Data for this task:

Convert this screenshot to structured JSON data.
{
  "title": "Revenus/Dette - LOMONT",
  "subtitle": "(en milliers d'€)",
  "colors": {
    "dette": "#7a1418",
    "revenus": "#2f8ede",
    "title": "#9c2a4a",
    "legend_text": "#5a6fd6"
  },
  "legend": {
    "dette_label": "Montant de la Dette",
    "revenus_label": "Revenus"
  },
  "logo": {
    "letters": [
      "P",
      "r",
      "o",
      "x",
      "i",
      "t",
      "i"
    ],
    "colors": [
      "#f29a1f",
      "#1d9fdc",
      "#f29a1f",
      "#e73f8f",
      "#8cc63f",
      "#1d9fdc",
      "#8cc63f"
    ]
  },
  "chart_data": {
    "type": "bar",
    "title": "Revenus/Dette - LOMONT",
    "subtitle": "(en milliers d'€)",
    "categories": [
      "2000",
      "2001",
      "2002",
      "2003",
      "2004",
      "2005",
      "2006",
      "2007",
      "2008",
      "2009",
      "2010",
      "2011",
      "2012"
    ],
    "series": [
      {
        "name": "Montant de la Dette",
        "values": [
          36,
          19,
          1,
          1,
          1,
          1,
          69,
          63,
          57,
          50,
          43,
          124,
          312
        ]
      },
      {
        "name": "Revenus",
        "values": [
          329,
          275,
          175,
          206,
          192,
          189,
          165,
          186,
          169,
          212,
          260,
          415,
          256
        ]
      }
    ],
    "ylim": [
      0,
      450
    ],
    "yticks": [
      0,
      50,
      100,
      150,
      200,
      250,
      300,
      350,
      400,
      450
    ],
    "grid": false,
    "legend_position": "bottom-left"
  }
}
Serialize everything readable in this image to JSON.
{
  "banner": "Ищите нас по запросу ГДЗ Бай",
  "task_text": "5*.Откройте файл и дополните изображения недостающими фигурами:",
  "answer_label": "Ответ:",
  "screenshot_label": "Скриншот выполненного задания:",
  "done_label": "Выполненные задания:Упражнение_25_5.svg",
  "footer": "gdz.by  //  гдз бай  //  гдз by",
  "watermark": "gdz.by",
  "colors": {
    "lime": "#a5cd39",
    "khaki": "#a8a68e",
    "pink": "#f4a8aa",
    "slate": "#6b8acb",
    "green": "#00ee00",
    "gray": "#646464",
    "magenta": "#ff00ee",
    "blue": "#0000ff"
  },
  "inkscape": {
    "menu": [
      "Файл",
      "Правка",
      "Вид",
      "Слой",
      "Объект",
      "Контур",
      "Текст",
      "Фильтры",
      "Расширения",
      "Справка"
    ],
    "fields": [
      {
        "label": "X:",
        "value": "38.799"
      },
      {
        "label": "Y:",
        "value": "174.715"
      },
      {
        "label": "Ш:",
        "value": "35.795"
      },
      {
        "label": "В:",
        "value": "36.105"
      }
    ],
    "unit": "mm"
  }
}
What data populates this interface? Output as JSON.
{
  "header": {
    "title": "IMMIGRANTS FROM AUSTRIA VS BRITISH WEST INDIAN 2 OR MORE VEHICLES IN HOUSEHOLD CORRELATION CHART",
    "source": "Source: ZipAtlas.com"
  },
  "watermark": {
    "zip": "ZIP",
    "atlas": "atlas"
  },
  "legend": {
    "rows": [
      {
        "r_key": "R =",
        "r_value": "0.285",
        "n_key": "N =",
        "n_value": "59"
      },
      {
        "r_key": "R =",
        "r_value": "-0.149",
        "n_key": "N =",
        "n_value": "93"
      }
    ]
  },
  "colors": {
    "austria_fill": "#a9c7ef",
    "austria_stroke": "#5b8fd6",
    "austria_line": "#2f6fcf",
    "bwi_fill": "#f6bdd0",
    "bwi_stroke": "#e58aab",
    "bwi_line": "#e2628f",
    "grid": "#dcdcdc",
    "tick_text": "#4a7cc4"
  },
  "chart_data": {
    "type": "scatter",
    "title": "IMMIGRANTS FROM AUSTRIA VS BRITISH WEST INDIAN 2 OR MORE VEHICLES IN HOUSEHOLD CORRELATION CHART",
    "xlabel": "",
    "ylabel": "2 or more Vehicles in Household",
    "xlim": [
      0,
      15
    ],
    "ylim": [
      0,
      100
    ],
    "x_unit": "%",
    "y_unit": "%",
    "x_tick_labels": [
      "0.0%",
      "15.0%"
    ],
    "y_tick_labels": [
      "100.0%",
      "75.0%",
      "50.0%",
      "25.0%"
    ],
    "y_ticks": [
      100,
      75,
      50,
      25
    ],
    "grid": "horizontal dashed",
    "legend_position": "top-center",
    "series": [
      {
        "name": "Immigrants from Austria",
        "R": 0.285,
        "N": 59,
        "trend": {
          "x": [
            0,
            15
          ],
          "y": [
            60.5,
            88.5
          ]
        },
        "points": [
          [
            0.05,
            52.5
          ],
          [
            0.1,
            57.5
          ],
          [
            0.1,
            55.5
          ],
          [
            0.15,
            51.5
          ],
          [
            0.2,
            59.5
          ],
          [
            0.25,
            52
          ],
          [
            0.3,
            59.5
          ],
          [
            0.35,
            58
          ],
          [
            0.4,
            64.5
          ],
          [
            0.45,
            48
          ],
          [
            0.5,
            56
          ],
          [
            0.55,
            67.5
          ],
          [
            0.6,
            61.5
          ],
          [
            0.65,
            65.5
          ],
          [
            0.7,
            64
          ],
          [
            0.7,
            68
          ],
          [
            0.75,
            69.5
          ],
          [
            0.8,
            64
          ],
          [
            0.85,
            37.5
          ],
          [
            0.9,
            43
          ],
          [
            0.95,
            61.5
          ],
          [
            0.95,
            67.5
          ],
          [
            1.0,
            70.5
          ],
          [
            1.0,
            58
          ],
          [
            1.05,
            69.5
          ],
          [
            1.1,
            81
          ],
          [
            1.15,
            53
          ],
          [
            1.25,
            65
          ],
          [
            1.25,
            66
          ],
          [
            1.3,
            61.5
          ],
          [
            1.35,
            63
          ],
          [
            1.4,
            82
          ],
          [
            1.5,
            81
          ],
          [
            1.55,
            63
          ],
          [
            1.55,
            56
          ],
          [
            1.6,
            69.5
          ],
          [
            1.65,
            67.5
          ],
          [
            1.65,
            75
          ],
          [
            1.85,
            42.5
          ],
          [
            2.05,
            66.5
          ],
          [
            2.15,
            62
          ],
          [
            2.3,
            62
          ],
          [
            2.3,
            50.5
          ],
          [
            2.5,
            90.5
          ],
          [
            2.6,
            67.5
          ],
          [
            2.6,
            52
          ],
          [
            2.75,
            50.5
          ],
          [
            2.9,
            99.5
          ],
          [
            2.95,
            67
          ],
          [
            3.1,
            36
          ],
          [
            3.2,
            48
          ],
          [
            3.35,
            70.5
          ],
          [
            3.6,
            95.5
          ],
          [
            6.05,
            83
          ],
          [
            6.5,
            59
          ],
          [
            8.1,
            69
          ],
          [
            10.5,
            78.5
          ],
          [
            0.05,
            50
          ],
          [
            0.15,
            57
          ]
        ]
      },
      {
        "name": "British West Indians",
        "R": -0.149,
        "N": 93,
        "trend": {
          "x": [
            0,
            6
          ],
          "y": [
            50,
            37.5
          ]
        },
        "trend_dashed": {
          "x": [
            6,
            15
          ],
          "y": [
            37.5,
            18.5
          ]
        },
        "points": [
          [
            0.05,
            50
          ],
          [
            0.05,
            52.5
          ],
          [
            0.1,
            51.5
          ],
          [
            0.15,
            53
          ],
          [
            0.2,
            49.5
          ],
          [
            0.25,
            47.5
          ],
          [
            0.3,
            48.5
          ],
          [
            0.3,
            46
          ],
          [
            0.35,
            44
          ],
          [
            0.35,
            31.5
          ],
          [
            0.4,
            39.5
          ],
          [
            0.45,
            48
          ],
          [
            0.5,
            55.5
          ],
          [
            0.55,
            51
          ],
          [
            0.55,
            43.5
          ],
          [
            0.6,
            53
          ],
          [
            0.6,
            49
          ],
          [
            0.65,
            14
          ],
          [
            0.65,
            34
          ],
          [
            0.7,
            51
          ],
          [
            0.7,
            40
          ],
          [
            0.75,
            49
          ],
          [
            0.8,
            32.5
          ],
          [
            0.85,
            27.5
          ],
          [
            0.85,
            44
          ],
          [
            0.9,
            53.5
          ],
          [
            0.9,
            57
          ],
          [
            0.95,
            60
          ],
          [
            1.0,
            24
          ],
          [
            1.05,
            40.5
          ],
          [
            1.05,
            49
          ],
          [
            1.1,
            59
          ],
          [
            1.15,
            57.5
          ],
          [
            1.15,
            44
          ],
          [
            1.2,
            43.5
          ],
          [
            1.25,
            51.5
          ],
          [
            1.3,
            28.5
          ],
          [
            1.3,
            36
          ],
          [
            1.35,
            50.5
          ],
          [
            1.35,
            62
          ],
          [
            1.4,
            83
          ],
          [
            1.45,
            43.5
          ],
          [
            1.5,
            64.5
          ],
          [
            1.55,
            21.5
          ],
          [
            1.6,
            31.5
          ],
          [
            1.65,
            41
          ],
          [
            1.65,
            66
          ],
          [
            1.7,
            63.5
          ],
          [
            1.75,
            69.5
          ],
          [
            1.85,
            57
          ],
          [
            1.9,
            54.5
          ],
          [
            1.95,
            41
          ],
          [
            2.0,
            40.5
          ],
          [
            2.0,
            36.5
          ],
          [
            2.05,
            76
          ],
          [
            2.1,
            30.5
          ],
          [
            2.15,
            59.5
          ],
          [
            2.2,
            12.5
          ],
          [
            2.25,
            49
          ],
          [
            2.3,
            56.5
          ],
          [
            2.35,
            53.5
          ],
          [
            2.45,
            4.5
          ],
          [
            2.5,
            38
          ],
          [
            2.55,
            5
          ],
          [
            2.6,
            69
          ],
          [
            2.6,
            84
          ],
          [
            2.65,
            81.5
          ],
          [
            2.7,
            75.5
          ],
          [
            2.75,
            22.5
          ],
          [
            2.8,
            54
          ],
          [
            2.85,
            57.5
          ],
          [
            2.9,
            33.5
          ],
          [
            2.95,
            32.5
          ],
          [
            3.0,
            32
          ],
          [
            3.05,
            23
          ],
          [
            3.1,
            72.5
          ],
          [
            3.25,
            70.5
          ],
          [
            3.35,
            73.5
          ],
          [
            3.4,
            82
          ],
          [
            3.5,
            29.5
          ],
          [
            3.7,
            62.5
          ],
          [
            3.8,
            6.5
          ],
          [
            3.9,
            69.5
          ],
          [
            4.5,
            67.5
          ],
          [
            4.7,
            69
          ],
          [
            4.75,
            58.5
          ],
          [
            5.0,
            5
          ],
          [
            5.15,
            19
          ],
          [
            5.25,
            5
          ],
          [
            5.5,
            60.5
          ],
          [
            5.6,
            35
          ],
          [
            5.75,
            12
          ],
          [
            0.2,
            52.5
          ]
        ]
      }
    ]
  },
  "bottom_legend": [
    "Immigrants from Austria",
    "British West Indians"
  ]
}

Exercise aim: Tally the lines of the material above that contain the word "name" and report the total alone.

Finished answer: 4